SET EXERCISE
Omit the pictures from the entries below and retype everything else exactly.

Dataset entries
-------

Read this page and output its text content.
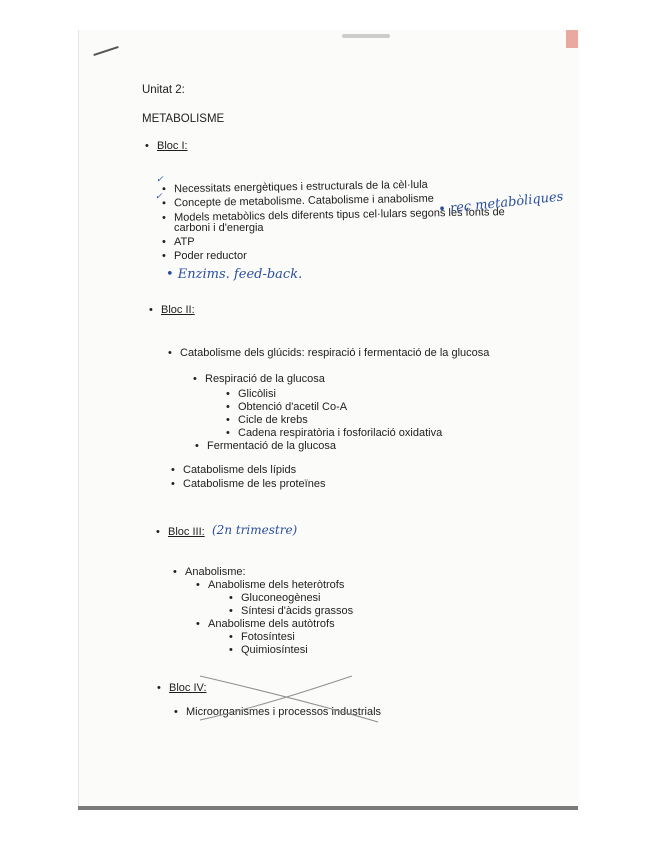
Unitat 2:
METABOLISME
• Bloc I:
• Necessitats energètiques i estructurals de la cèl·lula
• Concepte de metabolisme. Catabolisme i anabolisme
• Models metabòlics dels diferents tipus cel·lulars segons les fonts de
carboni i d'energia
• ATP
• Poder reductor
✓
✓	• rec metabòliques
• Enzims. feed-back.
• Bloc II:
• Catabolisme dels glúcids: respiració i fermentació de la glucosa
• Respiració de la glucosa
• Glicòlisi
• Obtenció d'acetil Co-A
• Cicle de krebs
• Cadena respiratòria i fosforilació oxidativa
• Fermentació de la glucosa
• Catabolisme dels lípids
• Catabolisme de les proteïnes
• Bloc III: (2n trimestre)
• Anabolisme:
• Anabolisme dels heteròtrofs
• Gluconeogènesi
• Síntesi d'àcids grassos
• Anabolisme dels autòtrofs
• Fotosíntesi
• Quimiosíntesi
• Bloc IV:
• Microorganismes i processos industrials
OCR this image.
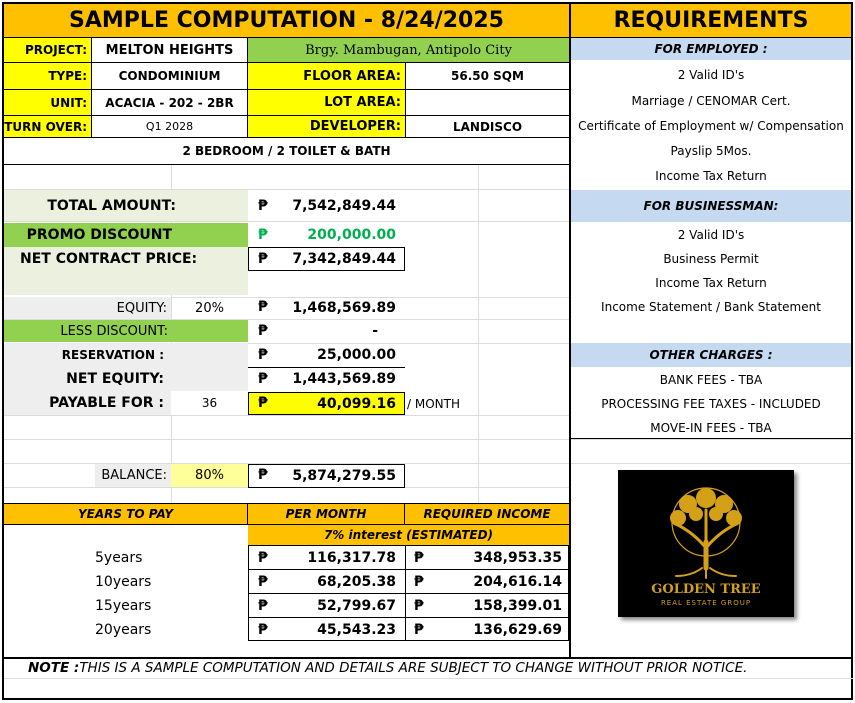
SAMPLE COMPUTATION - 8/24/2025	REQUIREMENTS
PROJECT:	MELTON HEIGHTS	Brgy. Mambugan, Antipolo City
TYPE:	CONDOMINIUM	FLOOR AREA:	56.50 SQM
UNIT:	ACACIA - 202 - 2BR	LOT AREA:
TURN OVER:	Q1 2028	DEVELOPER:	LANDISCO
2 BEDROOM / 2 TOILET & BATH
TOTAL AMOUNT:	₱	7,542,849.44
PROMO DISCOUNT	₱	200,000.00
NET CONTRACT PRICE:	₱	7,342,849.44
EQUITY:	20%	₱	1,468,569.89
LESS DISCOUNT:	₱	-
RESERVATION :	₱	25,000.00
NET EQUITY:	₱	1,443,569.89
PAYABLE FOR :	36	₱	40,099.16 / MONTH
BALANCE:	80%	₱	5,874,279.55
YEARS TO PAY	PER MONTH	REQUIRED INCOME
7% interest (ESTIMATED)
5years	₱	116,317.78 ₱	348,953.35
10years	₱	68,205.38 ₱	204,616.14
15years	₱	52,799.67 ₱	158,399.01
20years	₱	45,543.23 ₱	136,629.69
FOR EMPLOYED :
2 Valid ID's
Marriage / CENOMAR Cert.
Certificate of Employment w/ Compensation
Payslip 5Mos.
Income Tax Return
FOR BUSINESSMAN:
2 Valid ID's
Business Permit
Income Tax Return
Income Statement / Bank Statement
OTHER CHARGES :
BANK FEES - TBA
PROCESSING FEE TAXES - INCLUDED
MOVE-IN FEES - TBA
GOLDEN TREE
REAL ESTATE GROUP
NOTE : THIS IS A SAMPLE COMPUTATION AND DETAILS ARE SUBJECT TO CHANGE WITHOUT PRIOR NOTICE.
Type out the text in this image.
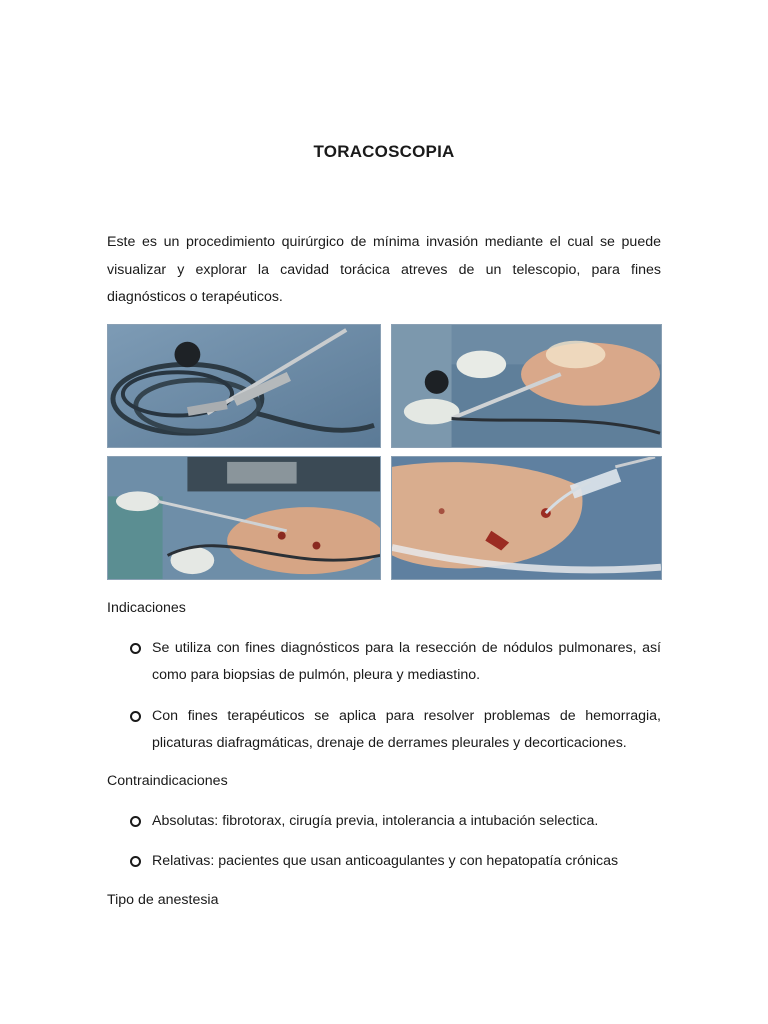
TORACOSCOPIA

Este es un procedimiento quirúrgico de mínima invasión mediante el cual se puede visualizar y explorar la cavidad torácica atreves de un telescopio, para fines diagnósticos o terapéuticos.

Indicaciones

Se utiliza con fines diagnósticos para la resección de nódulos pulmonares, así como para biopsias de pulmón, pleura y mediastino.
Con fines terapéuticos se aplica para resolver problemas de hemorragia, plicaturas diafragmáticas, drenaje de derrames pleurales y decorticaciones.

Contraindicaciones

Absolutas: fibrotorax, cirugía previa, intolerancia a intubación selectica.
Relativas: pacientes que usan anticoagulantes y con hepatopatía crónicas

Tipo de anestesia
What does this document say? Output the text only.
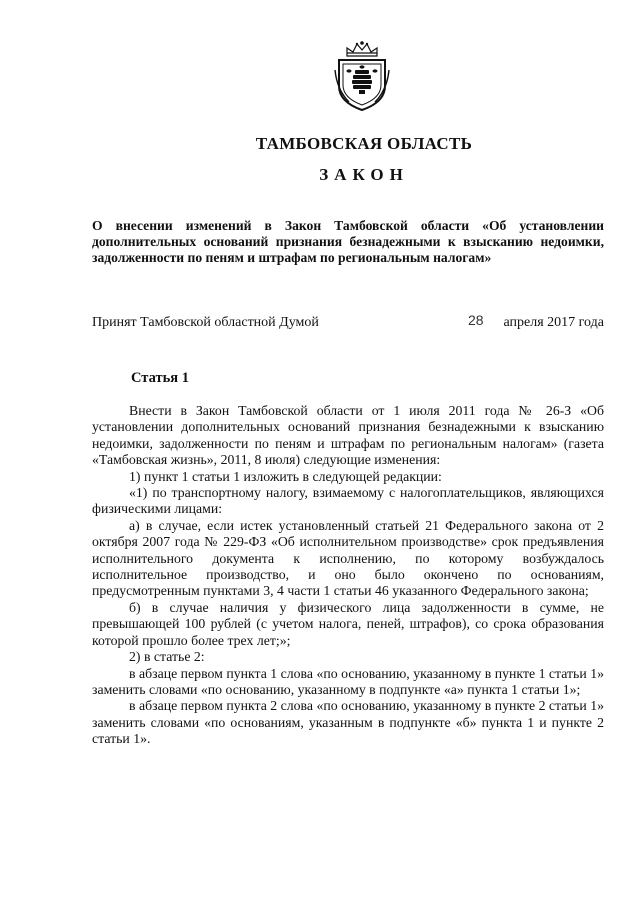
ТАМБОВСКАЯ ОБЛАСТЬ
ЗАКОН
О внесении изменений в Закон Тамбовской области «Об установлении дополнительных оснований признания безнадежными к взысканию недоимки, задолженности по пеням и штрафам по региональным налогам»
Принят Тамбовской областной Думой	28 апреля 2017 года
Статья 1

Внести в Закон Тамбовской области от 1 июля 2011 года № 26-З «Об установлении дополнительных оснований признания безнадежными к взысканию недоимки, задолженности по пеням и штрафам по региональным налогам» (газета «Тамбовская жизнь», 2011, 8 июля) следующие изменения:

1) пункт 1 статьи 1 изложить в следующей редакции:

«1) по транспортному налогу, взимаемому с налогоплательщиков, являющихся физическими лицами:

а) в случае, если истек установленный статьей 21 Федерального закона от 2 октября 2007 года № 229-ФЗ «Об исполнительном производстве» срок предъявления исполнительного документа к исполнению, по которому возбуждалось исполнительное производство, и оно было окончено по основаниям, предусмотренным пунктами 3, 4 части 1 статьи 46 указанного Федерального закона;

б) в случае наличия у физического лица задолженности в сумме, не превышающей 100 рублей (с учетом налога, пеней, штрафов), со срока образования которой прошло более трех лет;»;

2) в статье 2:

в абзаце первом пункта 1 слова «по основанию, указанному в пункте 1 статьи 1» заменить словами «по основанию, указанному в подпункте «а» пункта 1 статьи 1»;

в абзаце первом пункта 2 слова «по основанию, указанному в пункте 2 статьи 1» заменить словами «по основаниям, указанным в подпункте «б» пункта 1 и пункте 2 статьи 1».
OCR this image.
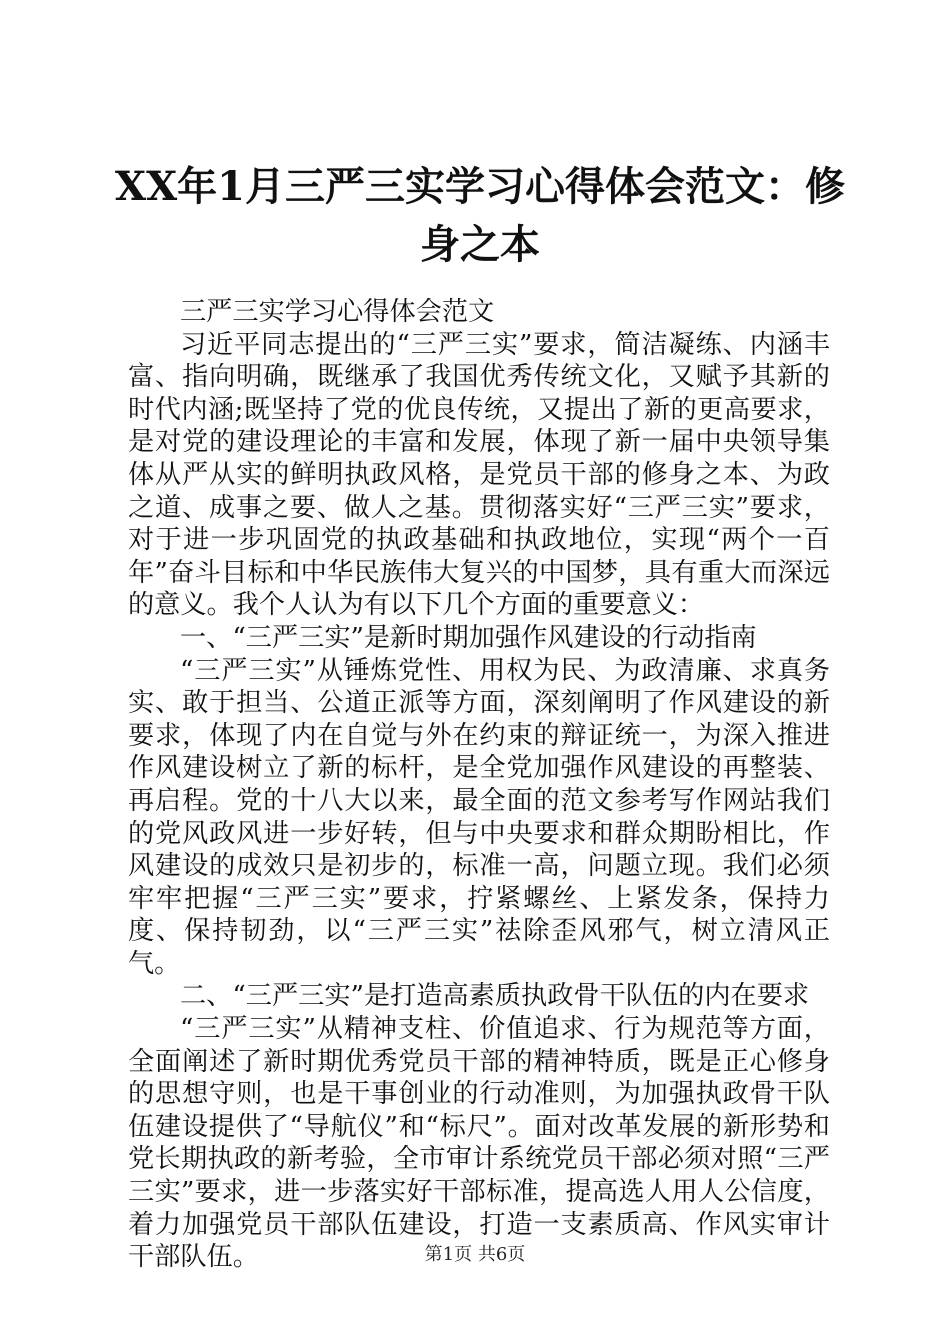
XX年1月三严三实学习心得体会范文：修身之本

三严三实学习心得体会范文

习近平同志提出的“三严三实”要求，简洁凝练、内涵丰富、指向明确，既继承了我国优秀传统文化，又赋予其新的时代内涵;既坚持了党的优良传统，又提出了新的更高要求，是对党的建设理论的丰富和发展，体现了新一届中央领导集体从严从实的鲜明执政风格，是党员干部的修身之本、为政之道、成事之要、做人之基。贯彻落实好“三严三实”要求，对于进一步巩固党的执政基础和执政地位，实现“两个一百年”奋斗目标和中华民族伟大复兴的中国梦，具有重大而深远的意义。我个人认为有以下几个方面的重要意义：

一、“三严三实”是新时期加强作风建设的行动指南

“三严三实”从锤炼党性、用权为民、为政清廉、求真务实、敢于担当、公道正派等方面，深刻阐明了作风建设的新要求，体现了内在自觉与外在约束的辩证统一，为深入推进作风建设树立了新的标杆，是全党加强作风建设的再整装、再启程。党的十八大以来，最全面的范文参考写作网站我们的党风政风进一步好转，但与中央要求和群众期盼相比，作风建设的成效只是初步的，标准一高，问题立现。我们必须牢牢把握“三严三实”要求，拧紧螺丝、上紧发条，保持力度、保持韧劲，以“三严三实”祛除歪风邪气，树立清风正气。

二、“三严三实”是打造高素质执政骨干队伍的内在要求

“三严三实”从精神支柱、价值追求、行为规范等方面，全面阐述了新时期优秀党员干部的精神特质，既是正心修身的思想守则，也是干事创业的行动准则，为加强执政骨干队伍建设提供了“导航仪”和“标尺”。面对改革发展的新形势和党长期执政的新考验，全市审计系统党员干部必须对照“三严三实”要求，进一步落实好干部标准，提高选人用人公信度，着力加强党员干部队伍建设，打造一支素质高、作风实审计干部队伍。	第1页 共6页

-------

RESPONSE TO THIS EXERCISE
Read this page and output its text content.
Unitat 2:
METABOLISME
• Bloc I:
• Necessitats energètiques i estructurals de la cèl·lula
• Concepte de metabolisme. Catabolisme i anabolisme
• Models metabòlics dels diferents tipus cel·lulars segons les fonts de
carboni i d'energia
• ATP
• Poder reductor
✓
✓	• rec metabòliques
• Enzims. feed-back.
• Bloc II:
• Catabolisme dels glúcids: respiració i fermentació de la glucosa
• Respiració de la glucosa
• Glicòlisi
• Obtenció d'acetil Co-A
• Cicle de krebs
• Cadena respiratòria i fosforilació oxidativa
• Fermentació de la glucosa
• Catabolisme dels lípids
• Catabolisme de les proteïnes
• Bloc III: (2n trimestre)
• Anabolisme:
• Anabolisme dels heteròtrofs
• Gluconeogènesi
• Síntesi d'àcids grassos
• Anabolisme dels autòtrofs
• Fotosíntesi
• Quimiosíntesi
• Bloc IV:
• Microorganismes i processos industrials
OCR this image.
SAMPLE COMPUTATION - 8/24/2025	REQUIREMENTS
PROJECT:	MELTON HEIGHTS	Brgy. Mambugan, Antipolo City
TYPE:	CONDOMINIUM	FLOOR AREA:	56.50 SQM
UNIT:	ACACIA - 202 - 2BR	LOT AREA:
TURN OVER:	Q1 2028	DEVELOPER:	LANDISCO
2 BEDROOM / 2 TOILET & BATH
TOTAL AMOUNT:	₱	7,542,849.44
PROMO DISCOUNT	₱	200,000.00
NET CONTRACT PRICE:	₱	7,342,849.44
EQUITY:	20%	₱	1,468,569.89
LESS DISCOUNT:	₱	-
RESERVATION :	₱	25,000.00
NET EQUITY:	₱	1,443,569.89
PAYABLE FOR :	36	₱	40,099.16 / MONTH
BALANCE:	80%	₱	5,874,279.55
YEARS TO PAY	PER MONTH	REQUIRED INCOME
7% interest (ESTIMATED)
5years	₱	116,317.78 ₱	348,953.35
10years	₱	68,205.38 ₱	204,616.14
15years	₱	52,799.67 ₱	158,399.01
20years	₱	45,543.23 ₱	136,629.69
FOR EMPLOYED :
2 Valid ID's
Marriage / CENOMAR Cert.
Certificate of Employment w/ Compensation
Payslip 5Mos.
Income Tax Return
FOR BUSINESSMAN:
2 Valid ID's
Business Permit
Income Tax Return
Income Statement / Bank Statement
OTHER CHARGES :
BANK FEES - TBA
PROCESSING FEE TAXES - INCLUDED
MOVE-IN FEES - TBA
GOLDEN TREE
REAL ESTATE GROUP
NOTE : THIS IS A SAMPLE COMPUTATION AND DETAILS ARE SUBJECT TO CHANGE WITHOUT PRIOR NOTICE.
Type out the text in this image.
TORACOSCOPIA

Este es un procedimiento quirúrgico de mínima invasión mediante el cual se puede visualizar y explorar la cavidad torácica atreves de un telescopio, para fines diagnósticos o terapéuticos.

Indicaciones

Se utiliza con fines diagnósticos para la resección de nódulos pulmonares, así como para biopsias de pulmón, pleura y mediastino.
Con fines terapéuticos se aplica para resolver problemas de hemorragia, plicaturas diafragmáticas, drenaje de derrames pleurales y decorticaciones.

Contraindicaciones

Absolutas: fibrotorax, cirugía previa, intolerancia a intubación selectica.
Relativas: pacientes que usan anticoagulantes y con hepatopatía crónicas

Tipo de anestesia
What does this document say? Output the text only.
ТАМБОВСКАЯ ОБЛАСТЬ
ЗАКОН
О внесении изменений в Закон Тамбовской области «Об установлении дополнительных оснований признания безнадежными к взысканию недоимки, задолженности по пеням и штрафам по региональным налогам»
Принят Тамбовской областной Думой	28 апреля 2017 года
Статья 1

Внести в Закон Тамбовской области от 1 июля 2011 года № 26-З «Об установлении дополнительных оснований признания безнадежными к взысканию недоимки, задолженности по пеням и штрафам по региональным налогам» (газета «Тамбовская жизнь», 2011, 8 июля) следующие изменения:

1) пункт 1 статьи 1 изложить в следующей редакции:

«1) по транспортному налогу, взимаемому с налогоплательщиков, являющихся физическими лицами:

а) в случае, если истек установленный статьей 21 Федерального закона от 2 октября 2007 года № 229-ФЗ «Об исполнительном производстве» срок предъявления исполнительного документа к исполнению, по которому возбуждалось исполнительное производство, и оно было окончено по основаниям, предусмотренным пунктами 3, 4 части 1 статьи 46 указанного Федерального закона;

б) в случае наличия у физического лица задолженности в сумме, не превышающей 100 рублей (с учетом налога, пеней, штрафов), со срока образования которой прошло более трех лет;»;

2) в статье 2:

в абзаце первом пункта 1 слова «по основанию, указанному в пункте 1 статьи 1» заменить словами «по основанию, указанному в подпункте «а» пункта 1 статьи 1»;

в абзаце первом пункта 2 слова «по основанию, указанному в пункте 2 статьи 1» заменить словами «по основаниям, указанным в подпункте «б» пункта 1 и пункте 2 статьи 1».
OCR this image.
XX年1月三严三实学习心得体会范文：修身之本

三严三实学习心得体会范文

习近平同志提出的“三严三实”要求，简洁凝练、内涵丰富、指向明确，既继承了我国优秀传统文化，又赋予其新的时代内涵;既坚持了党的优良传统，又提出了新的更高要求，是对党的建设理论的丰富和发展，体现了新一届中央领导集体从严从实的鲜明执政风格，是党员干部的修身之本、为政之道、成事之要、做人之基。贯彻落实好“三严三实”要求，对于进一步巩固党的执政基础和执政地位，实现“两个一百年”奋斗目标和中华民族伟大复兴的中国梦，具有重大而深远的意义。我个人认为有以下几个方面的重要意义：

一、“三严三实”是新时期加强作风建设的行动指南

“三严三实”从锤炼党性、用权为民、为政清廉、求真务实、敢于担当、公道正派等方面，深刻阐明了作风建设的新要求，体现了内在自觉与外在约束的辩证统一，为深入推进作风建设树立了新的标杆，是全党加强作风建设的再整装、再启程。党的十八大以来，最全面的范文参考写作网站我们的党风政风进一步好转，但与中央要求和群众期盼相比，作风建设的成效只是初步的，标准一高，问题立现。我们必须牢牢把握“三严三实”要求，拧紧螺丝、上紧发条，保持力度、保持韧劲，以“三严三实”祛除歪风邪气，树立清风正气。

二、“三严三实”是打造高素质执政骨干队伍的内在要求

“三严三实”从精神支柱、价值追求、行为规范等方面，全面阐述了新时期优秀党员干部的精神特质，既是正心修身的思想守则，也是干事创业的行动准则，为加强执政骨干队伍建设提供了“导航仪”和“标尺”。面对改革发展的新形势和党长期执政的新考验，全市审计系统党员干部必须对照“三严三实”要求，进一步落实好干部标准，提高选人用人公信度，着力加强党员干部队伍建设，打造一支素质高、作风实审计干部队伍。	第1页 共6页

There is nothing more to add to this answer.